>> START Given entries
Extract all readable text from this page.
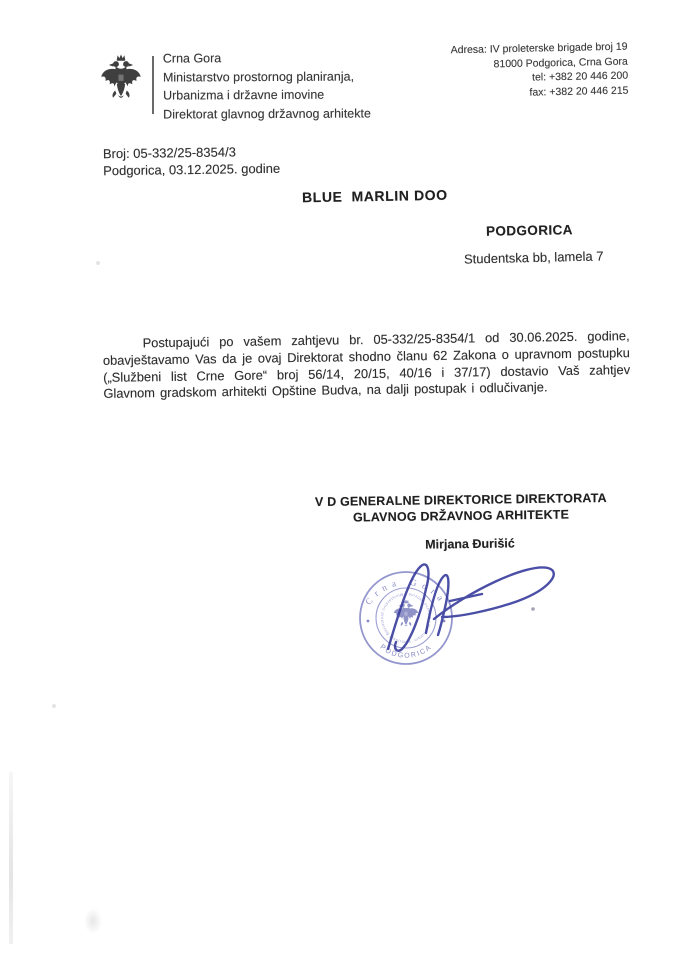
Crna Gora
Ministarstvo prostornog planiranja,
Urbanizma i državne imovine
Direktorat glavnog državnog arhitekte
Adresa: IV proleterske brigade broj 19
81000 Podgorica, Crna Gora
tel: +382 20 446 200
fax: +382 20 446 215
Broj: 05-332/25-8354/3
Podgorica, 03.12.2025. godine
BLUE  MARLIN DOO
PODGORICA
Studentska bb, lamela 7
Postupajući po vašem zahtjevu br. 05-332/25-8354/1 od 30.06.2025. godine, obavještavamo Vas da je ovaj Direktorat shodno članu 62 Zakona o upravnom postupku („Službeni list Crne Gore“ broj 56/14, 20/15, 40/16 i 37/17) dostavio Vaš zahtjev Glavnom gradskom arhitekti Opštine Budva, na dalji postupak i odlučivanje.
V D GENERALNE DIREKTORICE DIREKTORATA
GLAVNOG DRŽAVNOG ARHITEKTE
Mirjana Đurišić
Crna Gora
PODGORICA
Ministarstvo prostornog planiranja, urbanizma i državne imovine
>> END Given entries
**Problem to solve**
Will you set down the records word for word while leaving out every picture?

**Result**
Extract all readable text from this page.
Crna Gora
Ministarstvo prostornog planiranja,
Urbanizma i državne imovine
Direktorat glavnog državnog arhitekte
Adresa: IV proleterske brigade broj 19
81000 Podgorica, Crna Gora
tel: +382 20 446 200
fax: +382 20 446 215
Broj: 05-332/25-8354/3
Podgorica, 03.12.2025. godine
BLUE  MARLIN DOO
PODGORICA
Studentska bb, lamela 7
Postupajući po vašem zahtjevu br. 05-332/25-8354/1 od 30.06.2025. godine, obavještavamo Vas da je ovaj Direktorat shodno članu 62 Zakona o upravnom postupku („Službeni list Crne Gore“ broj 56/14, 20/15, 40/16 i 37/17) dostavio Vaš zahtjev Glavnom gradskom arhitekti Opštine Budva, na dalji postupak i odlučivanje.
V D GENERALNE DIREKTORICE DIREKTORATA
GLAVNOG DRŽAVNOG ARHITEKTE
Mirjana Đurišić
Crna Gora
PODGORICA
Ministarstvo prostornog planiranja, urbanizma i državne imovine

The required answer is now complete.